> _Exercise details_: Return all the data below as it stands, minus the pictures.

> _Records provided_:
....

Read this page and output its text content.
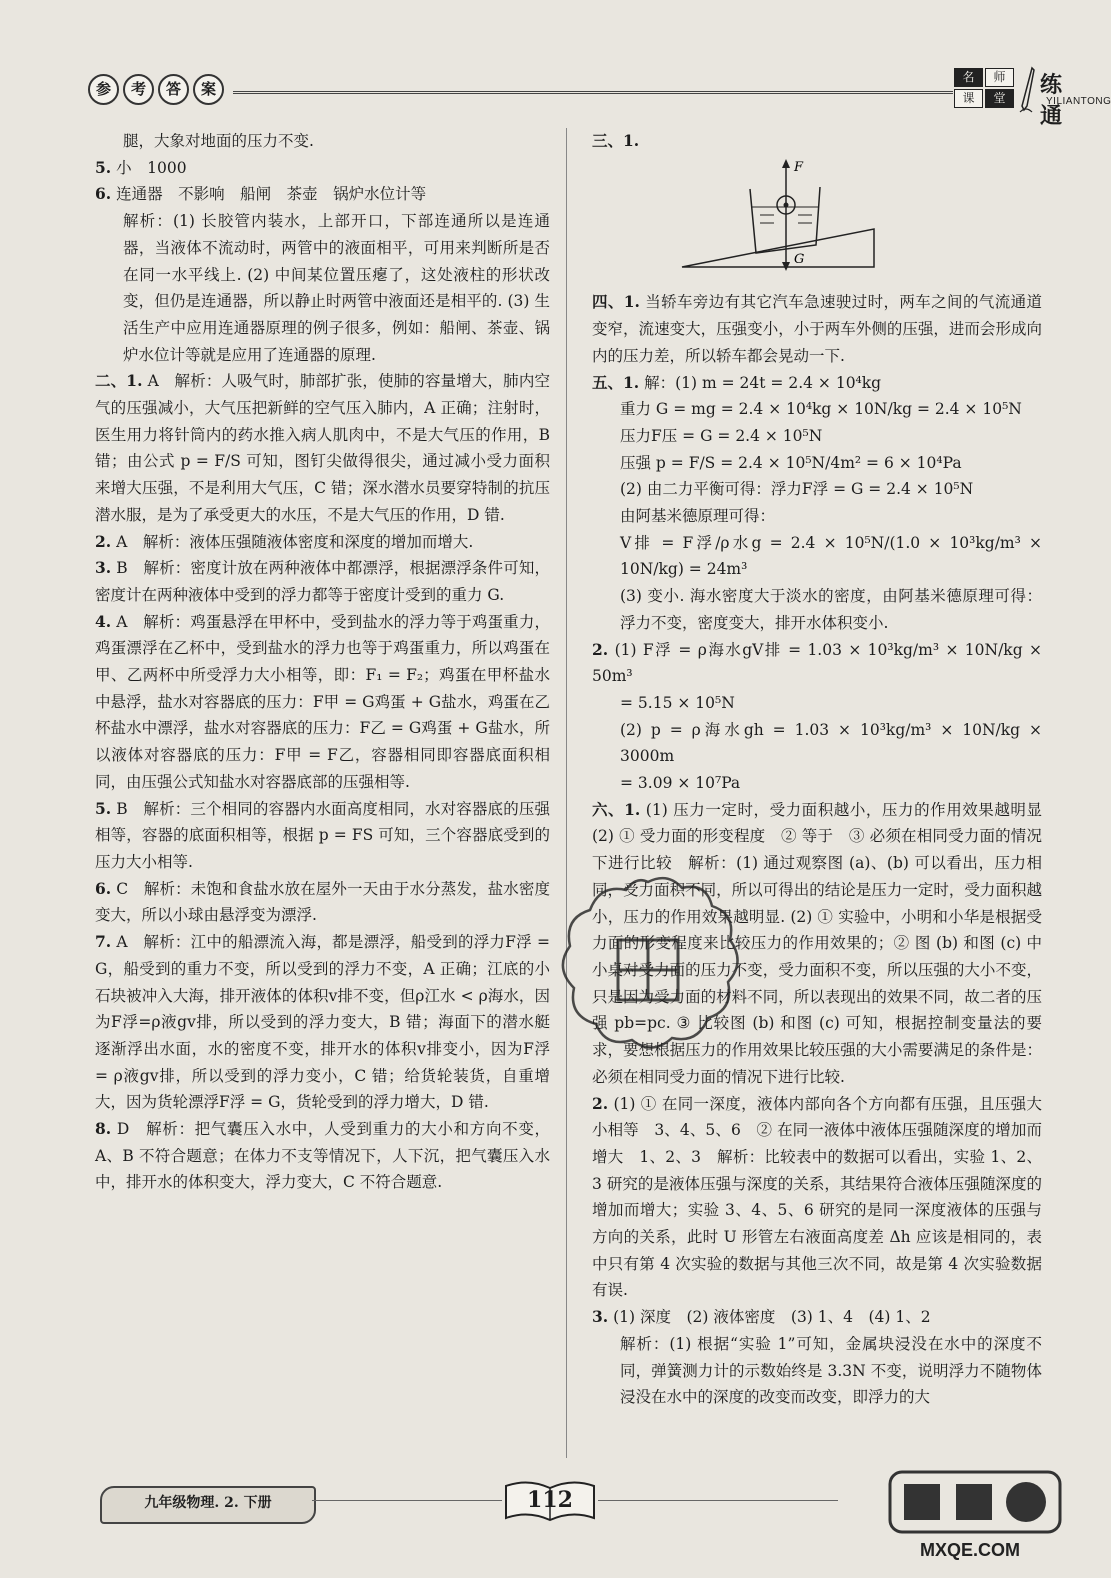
参	考	答	案
名	师
课	堂	练通
YILIANTONG

腿，大象对地面的压力不变.

5. 小　1000

6. 连通器　不影响　船闸　茶壶　锅炉水位计等

解析：(1) 长胶管内装水，上部开口，下部连通所以是连通器，当液体不流动时，两管中的液面相平，可用来判断所是否在同一水平线上. (2) 中间某位置压瘪了，这处液柱的形状改变，但仍是连通器，所以静止时两管中液面还是相平的. (3) 生活生产中应用连通器原理的例子很多，例如：船闸、茶壶、锅炉水位计等就是应用了连通器的原理.

二、1. A　解析：人吸气时，肺部扩张，使肺的容量增大，肺内空气的压强减小，大气压把新鲜的空气压入肺内，A 正确；注射时，医生用力将针筒内的药水推入病人肌肉中，不是大气压的作用，B 错；由公式 p = F/S 可知，图钉尖做得很尖，通过减小受力面积来增大压强，不是利用大气压，C 错；深水潜水员要穿特制的抗压潜水服，是为了承受更大的水压，不是大气压的作用，D 错.

2. A　解析：液体压强随液体密度和深度的增加而增大.

3. B　解析：密度计放在两种液体中都漂浮，根据漂浮条件可知，密度计在两种液体中受到的浮力都等于密度计受到的重力 G.

4. A　解析：鸡蛋悬浮在甲杯中，受到盐水的浮力等于鸡蛋重力，鸡蛋漂浮在乙杯中，受到盐水的浮力也等于鸡蛋重力，所以鸡蛋在甲、乙两杯中所受浮力大小相等，即：F₁ = F₂；鸡蛋在甲杯盐水中悬浮，盐水对容器底的压力：F甲 = G鸡蛋 + G盐水，鸡蛋在乙杯盐水中漂浮，盐水对容器底的压力：F乙 = G鸡蛋 + G盐水，所以液体对容器底的压力：F甲 = F乙，容器相同即容器底面积相同，由压强公式知盐水对容器底部的压强相等.

5. B　解析：三个相同的容器内水面高度相同，水对容器底的压强相等，容器的底面积相等，根据 p = FS 可知，三个容器底受到的压力大小相等.

6. C　解析：未饱和食盐水放在屋外一天由于水分蒸发，盐水密度变大，所以小球由悬浮变为漂浮.

7. A　解析：江中的船漂流入海，都是漂浮，船受到的浮力F浮 = G，船受到的重力不变，所以受到的浮力不变，A 正确；江底的小石块被冲入大海，排开液体的体积v排不变，但ρ江水 < ρ海水，因为F浮=ρ液gv排，所以受到的浮力变大，B 错；海面下的潜水艇逐渐浮出水面，水的密度不变，排开水的体积v排变小，因为F浮 = ρ液gv排，所以受到的浮力变小，C 错；给货轮装货，自重增大，因为货轮漂浮F浮 = G，货轮受到的浮力增大，D 错.

8. D　解析：把气囊压入水中，人受到重力的大小和方向不变，A、B 不符合题意；在体力不支等情况下，人下沉，把气囊压入水中，排开水的体积变大，浮力变大，C 不符合题意.

三、1.

F
G

四、1. 当轿车旁边有其它汽车急速驶过时，两车之间的气流通道变窄，流速变大，压强变小，小于两车外侧的压强，进而会形成向内的压力差，所以轿车都会晃动一下.

五、1. 解：(1) m = 24t = 2.4 × 10⁴kg

重力 G = mg = 2.4 × 10⁴kg × 10N/kg = 2.4 × 10⁵N

压力F压 = G = 2.4 × 10⁵N

压强 p = F/S = 2.4 × 10⁵N/4m² = 6 × 10⁴Pa

(2) 由二力平衡可得：浮力F浮 = G = 2.4 × 10⁵N

由阿基米德原理可得：

V排 = F浮/ρ水g = 2.4 × 10⁵N/(1.0 × 10³kg/m³ × 10N/kg) = 24m³

(3) 变小. 海水密度大于淡水的密度，由阿基米德原理可得：浮力不变，密度变大，排开水体积变小.

2. (1) F浮 = ρ海水gV排 = 1.03 × 10³kg/m³ × 10N/kg × 50m³

= 5.15 × 10⁵N

(2) p = ρ海水gh = 1.03 × 10³kg/m³ × 10N/kg × 3000m

= 3.09 × 10⁷Pa

六、1. (1) 压力一定时，受力面积越小，压力的作用效果越明显　(2) ① 受力面的形变程度　② 等于　③ 必须在相同受力面的情况下进行比较　解析：(1) 通过观察图 (a)、(b) 可以看出，压力相同，受力面积不同，所以可得出的结论是压力一定时，受力面积越小，压力的作用效果越明显. (2) ① 实验中，小明和小华是根据受力面的形变程度来比较压力的作用效果的；② 图 (b) 和图 (c) 中小桌对受力面的压力不变，受力面积不变，所以压强的大小不变，只是因为受力面的材料不同，所以表现出的效果不同，故二者的压强 pb=pc. ③ 比较图 (b) 和图 (c) 可知，根据控制变量法的要求，要想根据压力的作用效果比较压强的大小需要满足的条件是：必须在相同受力面的情况下进行比较.

2. (1) ① 在同一深度，液体内部向各个方向都有压强，且压强大小相等　3、4、5、6　② 在同一液体中液体压强随深度的增加而增大　1、2、3　解析：比较表中的数据可以看出，实验 1、2、3 研究的是液体压强与深度的关系，其结果符合液体压强随深度的增加而增大；实验 3、4、5、6 研究的是同一深度液体的压强与方向的关系，此时 U 形管左右液面高度差 Δh 应该是相同的，表中只有第 4 次实验的数据与其他三次不同，故是第 4 次实验数据有误.

3. (1) 深度　(2) 液体密度　(3) 1、4　(4) 1、2

解析：(1) 根据“实验 1”可知，金属块浸没在水中的深度不同，弹簧测力计的示数始终是 3.3N 不变，说明浮力不随物体浸没在水中的深度的改变而改变，即浮力的大

九年级物理. 2. 下册	112
MXQE.COM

....

> _Task response_:
Read this page and output its text content.
参	考	答	案
名	师
课	堂	练通
YILIANTONG

腿，大象对地面的压力不变.

5. 小　1000

6. 连通器　不影响　船闸　茶壶　锅炉水位计等

解析：(1) 长胶管内装水，上部开口，下部连通所以是连通器，当液体不流动时，两管中的液面相平，可用来判断所是否在同一水平线上. (2) 中间某位置压瘪了，这处液柱的形状改变，但仍是连通器，所以静止时两管中液面还是相平的. (3) 生活生产中应用连通器原理的例子很多，例如：船闸、茶壶、锅炉水位计等就是应用了连通器的原理.

二、1. A　解析：人吸气时，肺部扩张，使肺的容量增大，肺内空气的压强减小，大气压把新鲜的空气压入肺内，A 正确；注射时，医生用力将针筒内的药水推入病人肌肉中，不是大气压的作用，B 错；由公式 p = F/S 可知，图钉尖做得很尖，通过减小受力面积来增大压强，不是利用大气压，C 错；深水潜水员要穿特制的抗压潜水服，是为了承受更大的水压，不是大气压的作用，D 错.

2. A　解析：液体压强随液体密度和深度的增加而增大.

3. B　解析：密度计放在两种液体中都漂浮，根据漂浮条件可知，密度计在两种液体中受到的浮力都等于密度计受到的重力 G.

4. A　解析：鸡蛋悬浮在甲杯中，受到盐水的浮力等于鸡蛋重力，鸡蛋漂浮在乙杯中，受到盐水的浮力也等于鸡蛋重力，所以鸡蛋在甲、乙两杯中所受浮力大小相等，即：F₁ = F₂；鸡蛋在甲杯盐水中悬浮，盐水对容器底的压力：F甲 = G鸡蛋 + G盐水，鸡蛋在乙杯盐水中漂浮，盐水对容器底的压力：F乙 = G鸡蛋 + G盐水，所以液体对容器底的压力：F甲 = F乙，容器相同即容器底面积相同，由压强公式知盐水对容器底部的压强相等.

5. B　解析：三个相同的容器内水面高度相同，水对容器底的压强相等，容器的底面积相等，根据 p = FS 可知，三个容器底受到的压力大小相等.

6. C　解析：未饱和食盐水放在屋外一天由于水分蒸发，盐水密度变大，所以小球由悬浮变为漂浮.

7. A　解析：江中的船漂流入海，都是漂浮，船受到的浮力F浮 = G，船受到的重力不变，所以受到的浮力不变，A 正确；江底的小石块被冲入大海，排开液体的体积v排不变，但ρ江水 < ρ海水，因为F浮=ρ液gv排，所以受到的浮力变大，B 错；海面下的潜水艇逐渐浮出水面，水的密度不变，排开水的体积v排变小，因为F浮 = ρ液gv排，所以受到的浮力变小，C 错；给货轮装货，自重增大，因为货轮漂浮F浮 = G，货轮受到的浮力增大，D 错.

8. D　解析：把气囊压入水中，人受到重力的大小和方向不变，A、B 不符合题意；在体力不支等情况下，人下沉，把气囊压入水中，排开水的体积变大，浮力变大，C 不符合题意.

三、1.

F
G

四、1. 当轿车旁边有其它汽车急速驶过时，两车之间的气流通道变窄，流速变大，压强变小，小于两车外侧的压强，进而会形成向内的压力差，所以轿车都会晃动一下.

五、1. 解：(1) m = 24t = 2.4 × 10⁴kg

重力 G = mg = 2.4 × 10⁴kg × 10N/kg = 2.4 × 10⁵N

压力F压 = G = 2.4 × 10⁵N

压强 p = F/S = 2.4 × 10⁵N/4m² = 6 × 10⁴Pa

(2) 由二力平衡可得：浮力F浮 = G = 2.4 × 10⁵N

由阿基米德原理可得：

V排 = F浮/ρ水g = 2.4 × 10⁵N/(1.0 × 10³kg/m³ × 10N/kg) = 24m³

(3) 变小. 海水密度大于淡水的密度，由阿基米德原理可得：浮力不变，密度变大，排开水体积变小.

2. (1) F浮 = ρ海水gV排 = 1.03 × 10³kg/m³ × 10N/kg × 50m³

= 5.15 × 10⁵N

(2) p = ρ海水gh = 1.03 × 10³kg/m³ × 10N/kg × 3000m

= 3.09 × 10⁷Pa

六、1. (1) 压力一定时，受力面积越小，压力的作用效果越明显　(2) ① 受力面的形变程度　② 等于　③ 必须在相同受力面的情况下进行比较　解析：(1) 通过观察图 (a)、(b) 可以看出，压力相同，受力面积不同，所以可得出的结论是压力一定时，受力面积越小，压力的作用效果越明显. (2) ① 实验中，小明和小华是根据受力面的形变程度来比较压力的作用效果的；② 图 (b) 和图 (c) 中小桌对受力面的压力不变，受力面积不变，所以压强的大小不变，只是因为受力面的材料不同，所以表现出的效果不同，故二者的压强 pb=pc. ③ 比较图 (b) 和图 (c) 可知，根据控制变量法的要求，要想根据压力的作用效果比较压强的大小需要满足的条件是：必须在相同受力面的情况下进行比较.

2. (1) ① 在同一深度，液体内部向各个方向都有压强，且压强大小相等　3、4、5、6　② 在同一液体中液体压强随深度的增加而增大　1、2、3　解析：比较表中的数据可以看出，实验 1、2、3 研究的是液体压强与深度的关系，其结果符合液体压强随深度的增加而增大；实验 3、4、5、6 研究的是同一深度液体的压强与方向的关系，此时 U 形管左右液面高度差 Δh 应该是相同的，表中只有第 4 次实验的数据与其他三次不同，故是第 4 次实验数据有误.

3. (1) 深度　(2) 液体密度　(3) 1、4　(4) 1、2

解析：(1) 根据“实验 1”可知，金属块浸没在水中的深度不同，弹簧测力计的示数始终是 3.3N 不变，说明浮力不随物体浸没在水中的深度的改变而改变，即浮力的大

九年级物理. 2. 下册	112
MXQE.COM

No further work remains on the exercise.